[Given task]
Copy out lines with the word "name" from the material that follows.

[Structured figure records]

┄┄┄┄┄┄

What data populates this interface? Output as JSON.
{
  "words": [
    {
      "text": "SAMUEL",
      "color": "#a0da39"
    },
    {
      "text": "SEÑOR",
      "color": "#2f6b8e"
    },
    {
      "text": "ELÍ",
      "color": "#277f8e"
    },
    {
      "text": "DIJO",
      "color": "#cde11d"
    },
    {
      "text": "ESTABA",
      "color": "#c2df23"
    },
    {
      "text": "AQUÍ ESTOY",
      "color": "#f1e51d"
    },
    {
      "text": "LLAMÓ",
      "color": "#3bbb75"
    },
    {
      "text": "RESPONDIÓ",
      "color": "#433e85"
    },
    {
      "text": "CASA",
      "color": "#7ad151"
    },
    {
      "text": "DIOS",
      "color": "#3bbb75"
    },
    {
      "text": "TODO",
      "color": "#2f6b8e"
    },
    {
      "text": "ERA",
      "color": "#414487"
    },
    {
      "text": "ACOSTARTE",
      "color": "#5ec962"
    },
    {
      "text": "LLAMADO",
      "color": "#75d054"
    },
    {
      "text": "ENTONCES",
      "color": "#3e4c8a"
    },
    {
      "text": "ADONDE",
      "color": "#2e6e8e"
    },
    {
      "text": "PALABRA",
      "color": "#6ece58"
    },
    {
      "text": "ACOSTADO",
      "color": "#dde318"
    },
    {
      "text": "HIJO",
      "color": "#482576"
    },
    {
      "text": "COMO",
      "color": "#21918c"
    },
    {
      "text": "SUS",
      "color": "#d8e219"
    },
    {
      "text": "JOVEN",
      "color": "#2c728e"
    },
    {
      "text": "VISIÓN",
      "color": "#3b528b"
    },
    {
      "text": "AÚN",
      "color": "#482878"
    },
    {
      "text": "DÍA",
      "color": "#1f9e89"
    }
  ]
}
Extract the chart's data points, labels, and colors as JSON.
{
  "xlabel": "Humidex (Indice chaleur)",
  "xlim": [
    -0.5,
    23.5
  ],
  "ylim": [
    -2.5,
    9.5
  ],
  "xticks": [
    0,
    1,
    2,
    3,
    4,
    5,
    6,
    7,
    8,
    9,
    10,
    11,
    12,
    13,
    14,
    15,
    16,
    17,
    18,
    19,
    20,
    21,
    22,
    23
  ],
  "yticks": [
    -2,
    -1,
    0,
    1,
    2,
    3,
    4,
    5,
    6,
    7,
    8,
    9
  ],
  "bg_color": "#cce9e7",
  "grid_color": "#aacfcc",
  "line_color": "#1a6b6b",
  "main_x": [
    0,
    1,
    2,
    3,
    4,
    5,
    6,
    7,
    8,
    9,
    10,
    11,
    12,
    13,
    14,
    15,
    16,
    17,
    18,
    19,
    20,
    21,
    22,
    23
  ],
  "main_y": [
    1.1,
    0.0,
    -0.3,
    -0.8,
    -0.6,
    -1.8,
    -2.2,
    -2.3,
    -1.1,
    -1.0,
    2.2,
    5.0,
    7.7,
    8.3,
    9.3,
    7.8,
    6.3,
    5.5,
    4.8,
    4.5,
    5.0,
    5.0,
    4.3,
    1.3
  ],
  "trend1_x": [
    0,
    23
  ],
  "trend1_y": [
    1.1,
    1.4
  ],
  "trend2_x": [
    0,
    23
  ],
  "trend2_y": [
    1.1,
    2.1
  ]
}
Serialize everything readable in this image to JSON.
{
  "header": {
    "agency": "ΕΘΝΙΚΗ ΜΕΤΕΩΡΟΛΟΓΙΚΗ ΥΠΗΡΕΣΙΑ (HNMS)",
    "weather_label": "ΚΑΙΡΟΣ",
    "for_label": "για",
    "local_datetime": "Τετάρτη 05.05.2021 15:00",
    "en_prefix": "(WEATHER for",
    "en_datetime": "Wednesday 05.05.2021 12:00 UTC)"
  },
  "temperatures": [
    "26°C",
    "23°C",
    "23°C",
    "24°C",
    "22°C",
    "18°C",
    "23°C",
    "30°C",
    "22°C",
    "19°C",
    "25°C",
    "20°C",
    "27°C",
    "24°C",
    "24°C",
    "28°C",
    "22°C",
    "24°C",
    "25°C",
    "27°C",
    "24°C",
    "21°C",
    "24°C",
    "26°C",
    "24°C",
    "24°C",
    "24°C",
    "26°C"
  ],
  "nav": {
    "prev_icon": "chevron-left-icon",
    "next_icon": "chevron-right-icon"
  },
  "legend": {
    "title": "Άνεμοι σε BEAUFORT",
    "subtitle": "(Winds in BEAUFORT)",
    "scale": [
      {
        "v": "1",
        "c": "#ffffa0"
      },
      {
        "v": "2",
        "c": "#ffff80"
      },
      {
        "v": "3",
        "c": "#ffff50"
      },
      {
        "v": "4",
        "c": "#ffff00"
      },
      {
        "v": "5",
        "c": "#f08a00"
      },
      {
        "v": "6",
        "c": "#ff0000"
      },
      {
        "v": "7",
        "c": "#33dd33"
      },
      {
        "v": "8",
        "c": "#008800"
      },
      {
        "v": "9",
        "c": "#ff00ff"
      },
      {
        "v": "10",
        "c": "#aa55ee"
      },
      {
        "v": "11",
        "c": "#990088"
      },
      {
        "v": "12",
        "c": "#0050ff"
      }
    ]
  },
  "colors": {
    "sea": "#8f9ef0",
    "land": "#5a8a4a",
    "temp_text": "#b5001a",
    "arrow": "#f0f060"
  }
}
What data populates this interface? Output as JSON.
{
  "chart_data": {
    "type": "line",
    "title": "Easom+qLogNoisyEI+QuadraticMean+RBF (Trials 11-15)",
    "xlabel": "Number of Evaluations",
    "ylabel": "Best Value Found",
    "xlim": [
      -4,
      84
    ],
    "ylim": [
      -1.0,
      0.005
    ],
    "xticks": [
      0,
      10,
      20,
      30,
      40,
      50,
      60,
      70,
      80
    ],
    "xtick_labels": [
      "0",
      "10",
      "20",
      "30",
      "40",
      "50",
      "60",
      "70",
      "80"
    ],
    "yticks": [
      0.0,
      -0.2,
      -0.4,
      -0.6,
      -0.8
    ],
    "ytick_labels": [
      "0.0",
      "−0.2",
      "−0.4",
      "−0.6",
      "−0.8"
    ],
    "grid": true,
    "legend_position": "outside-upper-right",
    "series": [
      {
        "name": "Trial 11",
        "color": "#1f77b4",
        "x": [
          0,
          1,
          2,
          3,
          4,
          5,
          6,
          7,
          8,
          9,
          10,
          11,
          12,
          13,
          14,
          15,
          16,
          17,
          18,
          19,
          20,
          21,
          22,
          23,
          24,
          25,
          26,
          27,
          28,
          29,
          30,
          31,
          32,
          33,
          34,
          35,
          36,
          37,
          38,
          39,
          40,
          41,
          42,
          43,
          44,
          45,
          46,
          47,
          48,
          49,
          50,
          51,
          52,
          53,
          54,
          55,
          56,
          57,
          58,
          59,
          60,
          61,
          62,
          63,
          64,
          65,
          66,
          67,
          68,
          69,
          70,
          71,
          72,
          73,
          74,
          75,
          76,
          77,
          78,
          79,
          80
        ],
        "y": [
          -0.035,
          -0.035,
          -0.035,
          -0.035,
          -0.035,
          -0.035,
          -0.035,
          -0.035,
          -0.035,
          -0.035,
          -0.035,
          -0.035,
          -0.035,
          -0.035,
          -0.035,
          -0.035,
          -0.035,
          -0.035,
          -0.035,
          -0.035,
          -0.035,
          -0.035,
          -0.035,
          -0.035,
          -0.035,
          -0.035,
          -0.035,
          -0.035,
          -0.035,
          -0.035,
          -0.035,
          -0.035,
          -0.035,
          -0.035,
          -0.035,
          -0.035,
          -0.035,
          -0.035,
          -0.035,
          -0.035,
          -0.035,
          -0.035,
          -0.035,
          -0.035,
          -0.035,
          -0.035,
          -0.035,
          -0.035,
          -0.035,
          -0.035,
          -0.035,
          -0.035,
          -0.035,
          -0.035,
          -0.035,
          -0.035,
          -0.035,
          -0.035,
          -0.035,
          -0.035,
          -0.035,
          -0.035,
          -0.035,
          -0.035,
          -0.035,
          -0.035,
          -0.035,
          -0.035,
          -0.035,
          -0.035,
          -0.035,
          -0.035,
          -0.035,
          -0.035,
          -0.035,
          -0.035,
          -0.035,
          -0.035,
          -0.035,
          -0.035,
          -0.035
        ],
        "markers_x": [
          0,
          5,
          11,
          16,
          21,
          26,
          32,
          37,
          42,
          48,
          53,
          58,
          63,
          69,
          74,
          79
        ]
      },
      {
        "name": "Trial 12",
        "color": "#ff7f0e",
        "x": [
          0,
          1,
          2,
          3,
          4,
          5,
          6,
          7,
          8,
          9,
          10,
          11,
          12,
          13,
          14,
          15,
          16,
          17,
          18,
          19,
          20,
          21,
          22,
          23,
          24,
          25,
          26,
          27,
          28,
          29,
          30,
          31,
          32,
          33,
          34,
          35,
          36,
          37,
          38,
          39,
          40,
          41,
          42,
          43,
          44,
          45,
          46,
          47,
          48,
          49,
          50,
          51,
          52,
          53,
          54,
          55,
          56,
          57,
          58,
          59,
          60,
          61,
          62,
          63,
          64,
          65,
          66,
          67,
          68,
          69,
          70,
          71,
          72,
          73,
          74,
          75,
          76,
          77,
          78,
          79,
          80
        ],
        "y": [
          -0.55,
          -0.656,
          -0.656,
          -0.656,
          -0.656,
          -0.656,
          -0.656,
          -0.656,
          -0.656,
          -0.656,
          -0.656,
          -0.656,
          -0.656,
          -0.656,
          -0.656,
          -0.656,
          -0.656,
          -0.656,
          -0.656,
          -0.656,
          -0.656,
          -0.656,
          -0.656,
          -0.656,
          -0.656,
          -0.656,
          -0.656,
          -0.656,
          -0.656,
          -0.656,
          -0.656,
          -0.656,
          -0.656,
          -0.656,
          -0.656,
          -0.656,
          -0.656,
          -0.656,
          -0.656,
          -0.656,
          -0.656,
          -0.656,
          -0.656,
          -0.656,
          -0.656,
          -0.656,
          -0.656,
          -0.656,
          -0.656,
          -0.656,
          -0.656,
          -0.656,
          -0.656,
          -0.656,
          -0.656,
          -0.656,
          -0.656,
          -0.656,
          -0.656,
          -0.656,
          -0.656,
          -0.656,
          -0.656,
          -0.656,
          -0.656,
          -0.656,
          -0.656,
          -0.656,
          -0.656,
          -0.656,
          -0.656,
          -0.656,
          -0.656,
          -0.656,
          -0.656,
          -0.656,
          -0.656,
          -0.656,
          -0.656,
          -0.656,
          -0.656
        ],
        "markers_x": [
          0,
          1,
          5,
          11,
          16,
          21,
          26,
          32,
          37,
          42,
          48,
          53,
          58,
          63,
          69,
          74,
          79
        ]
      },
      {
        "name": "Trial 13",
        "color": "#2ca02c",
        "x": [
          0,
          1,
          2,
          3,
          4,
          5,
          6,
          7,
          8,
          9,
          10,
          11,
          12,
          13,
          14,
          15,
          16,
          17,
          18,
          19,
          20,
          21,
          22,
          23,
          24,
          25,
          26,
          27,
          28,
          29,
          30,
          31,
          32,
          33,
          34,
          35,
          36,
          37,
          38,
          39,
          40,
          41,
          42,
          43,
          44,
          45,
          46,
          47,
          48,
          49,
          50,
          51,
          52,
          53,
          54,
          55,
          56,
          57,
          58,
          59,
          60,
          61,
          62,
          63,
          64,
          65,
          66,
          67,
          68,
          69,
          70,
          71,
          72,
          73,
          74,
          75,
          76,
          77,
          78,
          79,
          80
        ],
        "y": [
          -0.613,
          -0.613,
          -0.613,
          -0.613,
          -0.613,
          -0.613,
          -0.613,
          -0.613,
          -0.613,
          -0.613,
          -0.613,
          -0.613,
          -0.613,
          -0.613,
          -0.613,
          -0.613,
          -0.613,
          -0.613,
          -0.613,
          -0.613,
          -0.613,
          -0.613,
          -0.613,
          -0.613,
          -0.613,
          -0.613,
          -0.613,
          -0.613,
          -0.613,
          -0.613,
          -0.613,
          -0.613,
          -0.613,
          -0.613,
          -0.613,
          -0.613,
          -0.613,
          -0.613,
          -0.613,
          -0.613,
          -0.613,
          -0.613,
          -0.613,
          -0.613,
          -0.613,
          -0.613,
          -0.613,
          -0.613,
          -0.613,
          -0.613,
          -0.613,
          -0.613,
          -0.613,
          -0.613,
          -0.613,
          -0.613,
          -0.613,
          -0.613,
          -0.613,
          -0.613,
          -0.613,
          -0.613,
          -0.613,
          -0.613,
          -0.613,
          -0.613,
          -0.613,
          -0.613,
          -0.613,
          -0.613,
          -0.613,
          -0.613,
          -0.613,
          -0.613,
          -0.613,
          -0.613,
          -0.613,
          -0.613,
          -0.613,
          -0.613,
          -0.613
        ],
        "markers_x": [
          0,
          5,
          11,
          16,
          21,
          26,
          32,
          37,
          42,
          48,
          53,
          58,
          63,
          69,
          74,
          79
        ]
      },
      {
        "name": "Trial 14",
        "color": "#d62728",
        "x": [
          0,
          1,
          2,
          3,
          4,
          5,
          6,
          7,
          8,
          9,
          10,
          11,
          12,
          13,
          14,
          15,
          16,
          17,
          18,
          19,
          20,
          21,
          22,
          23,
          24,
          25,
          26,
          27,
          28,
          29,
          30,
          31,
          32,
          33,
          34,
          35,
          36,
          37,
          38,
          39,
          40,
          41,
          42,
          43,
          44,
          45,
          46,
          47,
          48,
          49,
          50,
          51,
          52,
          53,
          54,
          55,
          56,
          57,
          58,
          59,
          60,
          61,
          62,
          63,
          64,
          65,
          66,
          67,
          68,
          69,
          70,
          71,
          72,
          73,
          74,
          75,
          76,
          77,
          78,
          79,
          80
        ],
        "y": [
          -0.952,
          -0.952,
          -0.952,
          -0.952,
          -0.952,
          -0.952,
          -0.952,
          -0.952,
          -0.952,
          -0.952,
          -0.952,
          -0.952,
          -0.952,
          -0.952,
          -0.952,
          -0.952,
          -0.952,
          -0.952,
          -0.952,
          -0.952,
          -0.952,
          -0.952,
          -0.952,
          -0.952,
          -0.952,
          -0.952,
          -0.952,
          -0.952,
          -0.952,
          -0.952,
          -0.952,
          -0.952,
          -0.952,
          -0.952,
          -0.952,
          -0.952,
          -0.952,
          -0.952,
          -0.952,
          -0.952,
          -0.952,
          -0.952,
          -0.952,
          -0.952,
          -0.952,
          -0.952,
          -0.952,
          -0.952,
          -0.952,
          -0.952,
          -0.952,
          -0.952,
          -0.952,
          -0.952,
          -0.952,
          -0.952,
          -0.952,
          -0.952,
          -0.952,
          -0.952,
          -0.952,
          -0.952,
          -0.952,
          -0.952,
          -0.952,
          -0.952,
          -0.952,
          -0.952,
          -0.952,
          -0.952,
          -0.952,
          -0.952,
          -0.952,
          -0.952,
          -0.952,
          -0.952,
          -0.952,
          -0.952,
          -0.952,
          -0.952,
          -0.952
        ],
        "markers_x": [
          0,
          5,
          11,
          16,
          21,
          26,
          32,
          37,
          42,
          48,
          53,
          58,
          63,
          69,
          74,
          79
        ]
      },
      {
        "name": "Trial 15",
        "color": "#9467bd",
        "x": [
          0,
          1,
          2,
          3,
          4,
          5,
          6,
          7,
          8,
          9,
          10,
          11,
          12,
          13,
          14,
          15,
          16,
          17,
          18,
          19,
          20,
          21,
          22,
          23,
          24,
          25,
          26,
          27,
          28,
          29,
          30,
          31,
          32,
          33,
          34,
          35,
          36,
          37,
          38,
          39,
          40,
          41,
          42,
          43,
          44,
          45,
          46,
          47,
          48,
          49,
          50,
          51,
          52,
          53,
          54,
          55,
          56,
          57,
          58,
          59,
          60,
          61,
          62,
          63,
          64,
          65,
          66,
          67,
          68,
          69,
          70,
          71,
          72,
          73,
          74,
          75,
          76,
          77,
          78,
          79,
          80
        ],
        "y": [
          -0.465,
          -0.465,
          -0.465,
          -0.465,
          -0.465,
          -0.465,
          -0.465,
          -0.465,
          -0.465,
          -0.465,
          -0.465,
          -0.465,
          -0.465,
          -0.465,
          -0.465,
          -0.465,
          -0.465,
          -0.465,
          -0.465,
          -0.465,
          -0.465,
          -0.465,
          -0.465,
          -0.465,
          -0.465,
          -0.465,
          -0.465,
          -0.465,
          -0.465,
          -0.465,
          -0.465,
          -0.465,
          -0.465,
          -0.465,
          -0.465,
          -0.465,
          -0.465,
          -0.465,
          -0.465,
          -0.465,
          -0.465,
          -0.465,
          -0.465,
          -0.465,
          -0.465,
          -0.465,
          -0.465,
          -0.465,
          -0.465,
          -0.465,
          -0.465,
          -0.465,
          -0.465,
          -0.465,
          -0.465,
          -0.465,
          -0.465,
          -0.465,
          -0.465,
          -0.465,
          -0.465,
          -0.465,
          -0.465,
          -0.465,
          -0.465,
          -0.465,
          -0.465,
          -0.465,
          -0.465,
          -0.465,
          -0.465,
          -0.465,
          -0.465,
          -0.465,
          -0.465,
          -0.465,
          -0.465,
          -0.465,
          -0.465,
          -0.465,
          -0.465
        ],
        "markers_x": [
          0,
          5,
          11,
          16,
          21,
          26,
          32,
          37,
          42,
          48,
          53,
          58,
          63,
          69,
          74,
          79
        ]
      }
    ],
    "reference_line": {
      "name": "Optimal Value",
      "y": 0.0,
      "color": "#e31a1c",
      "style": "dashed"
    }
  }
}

┄┄┄┄┄┄

[Response to the task]
        "name": "Trial 11",
        "name": "Trial 12",
        "name": "Trial 13",
        "name": "Trial 14",
        "name": "Trial 15",
      "name": "Optimal Value",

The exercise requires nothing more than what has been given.